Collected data
>> start

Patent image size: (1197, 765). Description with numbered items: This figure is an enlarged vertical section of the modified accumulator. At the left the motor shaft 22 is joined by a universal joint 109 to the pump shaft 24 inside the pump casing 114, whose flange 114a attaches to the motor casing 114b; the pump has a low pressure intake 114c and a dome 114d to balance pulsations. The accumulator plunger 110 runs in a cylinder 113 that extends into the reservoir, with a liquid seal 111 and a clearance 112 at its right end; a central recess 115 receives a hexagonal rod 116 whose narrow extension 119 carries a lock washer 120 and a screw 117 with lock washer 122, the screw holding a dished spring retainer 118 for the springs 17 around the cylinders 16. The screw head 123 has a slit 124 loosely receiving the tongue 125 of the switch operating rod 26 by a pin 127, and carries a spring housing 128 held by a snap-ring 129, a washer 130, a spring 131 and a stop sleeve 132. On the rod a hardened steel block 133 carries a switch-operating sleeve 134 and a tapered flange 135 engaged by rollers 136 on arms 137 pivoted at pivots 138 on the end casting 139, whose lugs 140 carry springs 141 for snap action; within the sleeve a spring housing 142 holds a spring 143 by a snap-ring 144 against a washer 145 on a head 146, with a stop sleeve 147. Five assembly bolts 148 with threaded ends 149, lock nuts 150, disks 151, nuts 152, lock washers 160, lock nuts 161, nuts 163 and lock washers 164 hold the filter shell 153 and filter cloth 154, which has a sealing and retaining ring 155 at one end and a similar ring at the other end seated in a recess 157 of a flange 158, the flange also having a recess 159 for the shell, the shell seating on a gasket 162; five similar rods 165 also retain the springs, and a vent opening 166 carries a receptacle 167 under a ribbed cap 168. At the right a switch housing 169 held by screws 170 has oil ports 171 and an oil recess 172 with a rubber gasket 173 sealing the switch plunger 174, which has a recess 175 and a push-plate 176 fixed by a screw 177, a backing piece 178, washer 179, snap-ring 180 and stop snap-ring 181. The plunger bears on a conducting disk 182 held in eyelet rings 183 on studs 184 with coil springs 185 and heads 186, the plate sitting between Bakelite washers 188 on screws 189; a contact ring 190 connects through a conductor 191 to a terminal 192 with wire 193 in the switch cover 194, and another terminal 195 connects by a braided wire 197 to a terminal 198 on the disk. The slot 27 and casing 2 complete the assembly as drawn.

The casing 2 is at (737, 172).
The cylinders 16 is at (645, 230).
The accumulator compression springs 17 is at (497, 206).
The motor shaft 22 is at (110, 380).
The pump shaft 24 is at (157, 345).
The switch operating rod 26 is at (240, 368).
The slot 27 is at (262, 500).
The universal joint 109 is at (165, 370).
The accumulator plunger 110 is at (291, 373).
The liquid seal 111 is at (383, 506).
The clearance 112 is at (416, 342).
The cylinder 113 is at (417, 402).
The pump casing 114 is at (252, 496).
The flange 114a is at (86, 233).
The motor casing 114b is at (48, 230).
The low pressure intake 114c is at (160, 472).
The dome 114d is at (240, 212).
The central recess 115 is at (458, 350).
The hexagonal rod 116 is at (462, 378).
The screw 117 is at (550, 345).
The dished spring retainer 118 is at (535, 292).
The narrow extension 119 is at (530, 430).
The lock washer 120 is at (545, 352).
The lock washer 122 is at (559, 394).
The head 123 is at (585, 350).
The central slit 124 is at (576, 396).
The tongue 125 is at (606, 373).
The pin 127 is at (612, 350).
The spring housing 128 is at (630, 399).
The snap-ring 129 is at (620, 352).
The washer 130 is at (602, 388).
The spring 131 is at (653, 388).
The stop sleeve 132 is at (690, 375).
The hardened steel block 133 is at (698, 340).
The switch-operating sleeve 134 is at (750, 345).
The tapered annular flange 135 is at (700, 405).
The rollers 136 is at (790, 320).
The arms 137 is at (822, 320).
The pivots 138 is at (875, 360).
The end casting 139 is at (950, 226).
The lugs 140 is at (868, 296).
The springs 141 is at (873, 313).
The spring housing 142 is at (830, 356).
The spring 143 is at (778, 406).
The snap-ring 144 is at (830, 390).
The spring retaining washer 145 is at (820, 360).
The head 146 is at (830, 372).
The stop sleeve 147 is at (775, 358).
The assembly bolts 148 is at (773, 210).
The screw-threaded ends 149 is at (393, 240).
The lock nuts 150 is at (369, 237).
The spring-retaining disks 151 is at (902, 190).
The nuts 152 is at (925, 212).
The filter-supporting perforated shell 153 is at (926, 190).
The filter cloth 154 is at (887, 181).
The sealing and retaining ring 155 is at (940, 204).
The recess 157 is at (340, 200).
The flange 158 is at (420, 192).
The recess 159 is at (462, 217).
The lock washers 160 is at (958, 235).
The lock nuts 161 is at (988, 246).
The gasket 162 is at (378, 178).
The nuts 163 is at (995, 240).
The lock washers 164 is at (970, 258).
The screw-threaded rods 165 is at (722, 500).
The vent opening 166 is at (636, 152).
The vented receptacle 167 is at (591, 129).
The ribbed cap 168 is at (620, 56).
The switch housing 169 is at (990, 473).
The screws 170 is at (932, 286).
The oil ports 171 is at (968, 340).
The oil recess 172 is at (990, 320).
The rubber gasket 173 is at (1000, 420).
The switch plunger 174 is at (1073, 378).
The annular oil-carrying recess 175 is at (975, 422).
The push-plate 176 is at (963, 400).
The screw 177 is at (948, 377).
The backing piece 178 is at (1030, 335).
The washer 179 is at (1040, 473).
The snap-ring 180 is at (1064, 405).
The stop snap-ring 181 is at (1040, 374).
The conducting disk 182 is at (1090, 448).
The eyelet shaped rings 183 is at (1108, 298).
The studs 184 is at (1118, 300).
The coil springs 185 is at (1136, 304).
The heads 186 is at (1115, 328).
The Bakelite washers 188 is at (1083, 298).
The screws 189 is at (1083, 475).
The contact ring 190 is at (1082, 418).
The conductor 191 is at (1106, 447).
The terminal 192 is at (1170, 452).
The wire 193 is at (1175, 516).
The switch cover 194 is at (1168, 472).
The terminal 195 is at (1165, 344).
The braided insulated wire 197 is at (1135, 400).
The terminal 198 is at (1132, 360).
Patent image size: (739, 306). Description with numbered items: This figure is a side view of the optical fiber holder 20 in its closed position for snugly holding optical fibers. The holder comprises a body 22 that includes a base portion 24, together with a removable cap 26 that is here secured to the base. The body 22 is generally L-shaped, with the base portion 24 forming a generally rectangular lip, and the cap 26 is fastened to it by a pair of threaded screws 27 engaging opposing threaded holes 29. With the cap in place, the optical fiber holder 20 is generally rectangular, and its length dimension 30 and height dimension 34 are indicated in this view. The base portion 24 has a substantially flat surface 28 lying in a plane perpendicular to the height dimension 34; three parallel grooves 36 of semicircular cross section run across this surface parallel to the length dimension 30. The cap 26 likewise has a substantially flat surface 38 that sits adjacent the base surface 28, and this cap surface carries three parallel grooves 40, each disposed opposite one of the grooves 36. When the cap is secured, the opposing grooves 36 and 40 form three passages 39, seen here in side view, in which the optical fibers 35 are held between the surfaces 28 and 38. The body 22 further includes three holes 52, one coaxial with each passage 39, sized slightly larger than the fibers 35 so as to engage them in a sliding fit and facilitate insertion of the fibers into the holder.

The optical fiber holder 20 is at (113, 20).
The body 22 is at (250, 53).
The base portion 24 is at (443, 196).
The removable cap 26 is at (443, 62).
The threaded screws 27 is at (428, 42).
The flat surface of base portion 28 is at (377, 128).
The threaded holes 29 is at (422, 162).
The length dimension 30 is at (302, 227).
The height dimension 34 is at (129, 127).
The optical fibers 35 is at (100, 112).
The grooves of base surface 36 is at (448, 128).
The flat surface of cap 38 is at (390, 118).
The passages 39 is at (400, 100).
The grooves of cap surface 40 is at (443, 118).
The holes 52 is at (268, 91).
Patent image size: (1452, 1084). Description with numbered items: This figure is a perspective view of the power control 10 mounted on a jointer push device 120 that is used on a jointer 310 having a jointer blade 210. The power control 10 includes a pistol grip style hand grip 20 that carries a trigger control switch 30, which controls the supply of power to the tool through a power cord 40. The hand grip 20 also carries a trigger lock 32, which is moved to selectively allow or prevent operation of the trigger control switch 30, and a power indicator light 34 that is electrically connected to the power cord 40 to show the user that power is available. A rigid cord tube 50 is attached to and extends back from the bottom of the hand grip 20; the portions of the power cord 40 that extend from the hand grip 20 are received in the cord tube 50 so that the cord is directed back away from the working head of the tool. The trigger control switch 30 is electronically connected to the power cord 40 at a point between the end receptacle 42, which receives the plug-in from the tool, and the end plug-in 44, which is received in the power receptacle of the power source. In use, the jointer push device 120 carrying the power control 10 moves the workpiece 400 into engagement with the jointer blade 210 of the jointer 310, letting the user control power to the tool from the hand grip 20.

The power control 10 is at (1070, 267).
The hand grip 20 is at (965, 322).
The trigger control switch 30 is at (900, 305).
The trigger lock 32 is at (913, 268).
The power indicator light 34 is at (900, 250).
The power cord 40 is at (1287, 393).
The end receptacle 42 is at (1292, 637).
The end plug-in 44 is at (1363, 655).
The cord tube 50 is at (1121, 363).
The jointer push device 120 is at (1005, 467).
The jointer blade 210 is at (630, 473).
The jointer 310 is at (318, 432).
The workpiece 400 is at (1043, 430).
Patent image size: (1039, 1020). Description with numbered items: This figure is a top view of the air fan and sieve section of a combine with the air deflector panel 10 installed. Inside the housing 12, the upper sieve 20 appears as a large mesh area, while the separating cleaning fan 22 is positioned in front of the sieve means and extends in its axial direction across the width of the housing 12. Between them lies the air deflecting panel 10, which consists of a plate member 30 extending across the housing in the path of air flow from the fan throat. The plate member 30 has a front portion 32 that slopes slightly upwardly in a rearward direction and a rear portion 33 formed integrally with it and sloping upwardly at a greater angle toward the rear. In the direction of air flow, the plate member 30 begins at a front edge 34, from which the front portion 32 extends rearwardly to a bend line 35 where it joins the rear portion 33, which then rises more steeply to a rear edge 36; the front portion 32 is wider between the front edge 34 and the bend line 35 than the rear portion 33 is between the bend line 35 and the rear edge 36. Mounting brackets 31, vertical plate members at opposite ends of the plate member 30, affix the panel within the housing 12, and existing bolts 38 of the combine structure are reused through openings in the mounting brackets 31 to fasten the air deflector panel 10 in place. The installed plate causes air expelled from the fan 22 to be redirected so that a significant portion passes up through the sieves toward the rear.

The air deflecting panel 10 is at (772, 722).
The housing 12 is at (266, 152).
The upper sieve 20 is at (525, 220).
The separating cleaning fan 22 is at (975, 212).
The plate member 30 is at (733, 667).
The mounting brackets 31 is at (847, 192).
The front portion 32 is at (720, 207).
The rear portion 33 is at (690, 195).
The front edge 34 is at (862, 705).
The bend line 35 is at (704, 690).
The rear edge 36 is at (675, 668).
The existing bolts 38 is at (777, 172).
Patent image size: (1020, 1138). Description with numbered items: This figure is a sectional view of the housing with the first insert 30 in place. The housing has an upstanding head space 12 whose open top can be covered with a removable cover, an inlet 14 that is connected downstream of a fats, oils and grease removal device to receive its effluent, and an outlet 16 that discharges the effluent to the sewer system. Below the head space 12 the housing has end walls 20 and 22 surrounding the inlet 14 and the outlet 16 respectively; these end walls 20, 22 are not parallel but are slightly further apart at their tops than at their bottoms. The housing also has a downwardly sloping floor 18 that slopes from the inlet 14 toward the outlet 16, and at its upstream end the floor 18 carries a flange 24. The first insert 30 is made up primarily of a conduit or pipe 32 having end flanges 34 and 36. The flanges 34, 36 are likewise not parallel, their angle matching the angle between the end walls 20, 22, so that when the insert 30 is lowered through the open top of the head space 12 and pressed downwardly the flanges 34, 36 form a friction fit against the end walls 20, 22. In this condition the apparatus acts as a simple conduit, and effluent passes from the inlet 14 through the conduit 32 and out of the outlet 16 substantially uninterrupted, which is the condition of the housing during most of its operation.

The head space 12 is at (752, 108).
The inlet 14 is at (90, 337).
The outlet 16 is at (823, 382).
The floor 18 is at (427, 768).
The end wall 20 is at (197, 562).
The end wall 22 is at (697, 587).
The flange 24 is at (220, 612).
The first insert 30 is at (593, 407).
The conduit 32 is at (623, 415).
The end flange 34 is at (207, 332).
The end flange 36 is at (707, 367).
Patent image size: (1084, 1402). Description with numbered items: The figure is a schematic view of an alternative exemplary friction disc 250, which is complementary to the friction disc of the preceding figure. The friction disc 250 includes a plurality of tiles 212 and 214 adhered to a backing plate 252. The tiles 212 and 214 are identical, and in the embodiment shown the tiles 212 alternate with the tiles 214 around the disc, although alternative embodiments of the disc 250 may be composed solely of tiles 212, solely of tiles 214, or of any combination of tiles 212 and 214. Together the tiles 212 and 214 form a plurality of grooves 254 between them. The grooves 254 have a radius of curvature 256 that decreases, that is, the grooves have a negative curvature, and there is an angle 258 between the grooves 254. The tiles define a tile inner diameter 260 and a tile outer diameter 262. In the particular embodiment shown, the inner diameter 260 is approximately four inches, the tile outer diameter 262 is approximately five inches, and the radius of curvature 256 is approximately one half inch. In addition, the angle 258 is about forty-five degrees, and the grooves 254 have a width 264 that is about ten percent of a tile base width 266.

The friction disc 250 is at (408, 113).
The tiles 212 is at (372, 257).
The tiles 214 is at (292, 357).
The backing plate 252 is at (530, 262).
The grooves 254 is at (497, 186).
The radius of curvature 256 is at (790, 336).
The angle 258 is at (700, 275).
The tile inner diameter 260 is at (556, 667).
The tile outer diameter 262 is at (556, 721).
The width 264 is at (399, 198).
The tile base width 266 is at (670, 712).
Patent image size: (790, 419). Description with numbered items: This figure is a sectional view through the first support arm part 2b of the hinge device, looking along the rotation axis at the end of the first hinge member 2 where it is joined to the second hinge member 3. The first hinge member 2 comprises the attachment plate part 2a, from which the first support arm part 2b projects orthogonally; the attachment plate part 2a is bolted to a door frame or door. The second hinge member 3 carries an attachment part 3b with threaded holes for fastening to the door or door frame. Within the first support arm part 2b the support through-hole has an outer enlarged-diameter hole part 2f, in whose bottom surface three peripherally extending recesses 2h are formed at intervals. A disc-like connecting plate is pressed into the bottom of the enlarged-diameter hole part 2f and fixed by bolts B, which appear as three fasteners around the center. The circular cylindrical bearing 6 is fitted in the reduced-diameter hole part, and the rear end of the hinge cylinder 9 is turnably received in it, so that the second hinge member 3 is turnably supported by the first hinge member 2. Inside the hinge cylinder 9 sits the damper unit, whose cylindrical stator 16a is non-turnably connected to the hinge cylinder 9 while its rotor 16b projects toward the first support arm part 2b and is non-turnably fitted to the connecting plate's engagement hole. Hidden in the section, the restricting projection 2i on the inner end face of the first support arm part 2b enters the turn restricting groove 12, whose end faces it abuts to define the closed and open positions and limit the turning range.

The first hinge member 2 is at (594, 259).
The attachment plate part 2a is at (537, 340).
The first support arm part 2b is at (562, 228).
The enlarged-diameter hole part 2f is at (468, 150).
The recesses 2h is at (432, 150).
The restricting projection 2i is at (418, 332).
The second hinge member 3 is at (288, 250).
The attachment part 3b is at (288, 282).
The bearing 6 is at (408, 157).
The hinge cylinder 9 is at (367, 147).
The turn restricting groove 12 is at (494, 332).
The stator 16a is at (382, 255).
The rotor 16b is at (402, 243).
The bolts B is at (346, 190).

>> end

● TASK GOAL
Reproduce verbatim the lines beginning with the one containing "Patent image size: (1020, 1138)." and continuing through the one containing "The flange 24 is at (220, 612).", and output nothing else.

● TASK RESPONSE
Patent image size: (1020, 1138). Description with numbered items: This figure is a sectional view of the housing with the first insert 30 in place. The housing has an upstanding head space 12 whose open top can be covered with a removable cover, an inlet 14 that is connected downstream of a fats, oils and grease removal device to receive its effluent, and an outlet 16 that discharges the effluent to the sewer system. Below the head space 12 the housing has end walls 20 and 22 surrounding the inlet 14 and the outlet 16 respectively; these end walls 20, 22 are not parallel but are slightly further apart at their tops than at their bottoms. The housing also has a downwardly sloping floor 18 that slopes from the inlet 14 toward the outlet 16, and at its upstream end the floor 18 carries a flange 24. The first insert 30 is made up primarily of a conduit or pipe 32 having end flanges 34 and 36. The flanges 34, 36 are likewise not parallel, their angle matching the angle between the end walls 20, 22, so that when the insert 30 is lowered through the open top of the head space 12 and pressed downwardly the flanges 34, 36 form a friction fit against the end walls 20, 22. In this condition the apparatus acts as a simple conduit, and effluent passes from the inlet 14 through the conduit 32 and out of the outlet 16 substantially uninterrupted, which is the condition of the housing during most of its operation.

The head space 12 is at (752, 108).
The inlet 14 is at (90, 337).
The outlet 16 is at (823, 382).
The floor 18 is at (427, 768).
The end wall 20 is at (197, 562).
The end wall 22 is at (697, 587).
The flange 24 is at (220, 612).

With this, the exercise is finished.